Short problem = Find each line containing the string "annotation". Copy it.

Dataset items:

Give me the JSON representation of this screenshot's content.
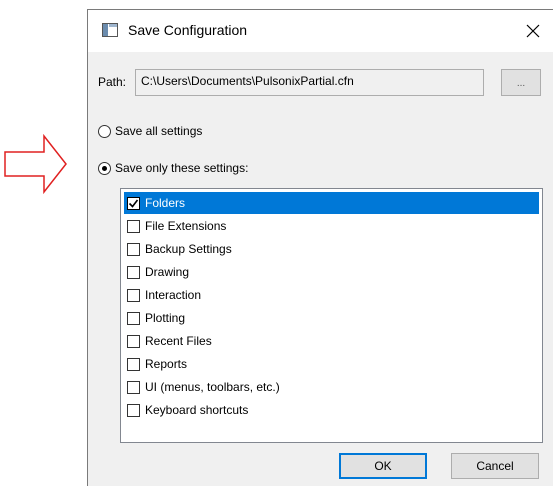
{
  "window": {
    "title": "Save Configuration"
  },
  "path": {
    "label": "Path:",
    "value": "C:\\Users\\Documents\\PulsonixPartial.cfn",
    "browse_label": "..."
  },
  "options": {
    "save_all": "Save all settings",
    "save_only": "Save only these settings:",
    "selected": "save_only"
  },
  "settings": [
    {
      "label": "Folders",
      "checked": true,
      "selected": true
    },
    {
      "label": "File Extensions",
      "checked": false
    },
    {
      "label": "Backup Settings",
      "checked": false
    },
    {
      "label": "Drawing",
      "checked": false
    },
    {
      "label": "Interaction",
      "checked": false
    },
    {
      "label": "Plotting",
      "checked": false
    },
    {
      "label": "Recent Files",
      "checked": false
    },
    {
      "label": "Reports",
      "checked": false
    },
    {
      "label": "UI (menus, toolbars, etc.)",
      "checked": false
    },
    {
      "label": "Keyboard shortcuts",
      "checked": false
    }
  ],
  "buttons": {
    "ok": "OK",
    "cancel": "Cancel"
  },
  "colors": {
    "selection": "#0078d7",
    "annotation": "#e02020"
  },
  "icons": {
    "annotation": "arrow-right-icon",
    "window": "window-icon",
    "close": "close-icon"
  }
}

Full answer =
    "annotation": "#e02020"
    "annotation": "arrow-right-icon",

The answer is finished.